Working from the entries below, count every line that includes the word "coronavirus". Return the figure alone.
+++ DATA EXTRACTS +++
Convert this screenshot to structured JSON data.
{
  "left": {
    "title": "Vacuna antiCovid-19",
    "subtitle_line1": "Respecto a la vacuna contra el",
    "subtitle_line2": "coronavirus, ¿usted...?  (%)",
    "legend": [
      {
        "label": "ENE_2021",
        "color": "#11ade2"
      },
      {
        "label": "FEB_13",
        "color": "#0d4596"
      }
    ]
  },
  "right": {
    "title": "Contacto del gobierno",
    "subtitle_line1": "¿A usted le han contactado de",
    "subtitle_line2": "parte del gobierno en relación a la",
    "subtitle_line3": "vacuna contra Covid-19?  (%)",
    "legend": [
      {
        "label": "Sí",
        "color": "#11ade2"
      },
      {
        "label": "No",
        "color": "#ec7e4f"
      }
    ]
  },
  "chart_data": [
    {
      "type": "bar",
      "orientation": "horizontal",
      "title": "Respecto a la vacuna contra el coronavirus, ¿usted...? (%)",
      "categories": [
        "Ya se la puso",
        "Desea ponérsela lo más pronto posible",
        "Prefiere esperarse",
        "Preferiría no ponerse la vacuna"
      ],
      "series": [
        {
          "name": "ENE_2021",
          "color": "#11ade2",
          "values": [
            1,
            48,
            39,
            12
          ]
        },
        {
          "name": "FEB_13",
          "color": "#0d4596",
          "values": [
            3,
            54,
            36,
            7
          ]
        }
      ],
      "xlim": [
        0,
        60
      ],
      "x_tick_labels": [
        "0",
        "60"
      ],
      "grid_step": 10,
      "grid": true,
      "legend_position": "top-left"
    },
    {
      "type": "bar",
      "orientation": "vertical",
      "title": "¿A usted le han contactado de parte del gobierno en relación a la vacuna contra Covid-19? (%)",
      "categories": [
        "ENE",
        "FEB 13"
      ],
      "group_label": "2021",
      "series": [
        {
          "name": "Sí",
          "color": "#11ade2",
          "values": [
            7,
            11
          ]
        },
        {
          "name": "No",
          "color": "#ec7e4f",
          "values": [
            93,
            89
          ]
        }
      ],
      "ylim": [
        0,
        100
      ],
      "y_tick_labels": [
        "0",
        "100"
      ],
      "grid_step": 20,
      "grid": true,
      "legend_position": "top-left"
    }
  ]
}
+++
▸ SOLUTION
2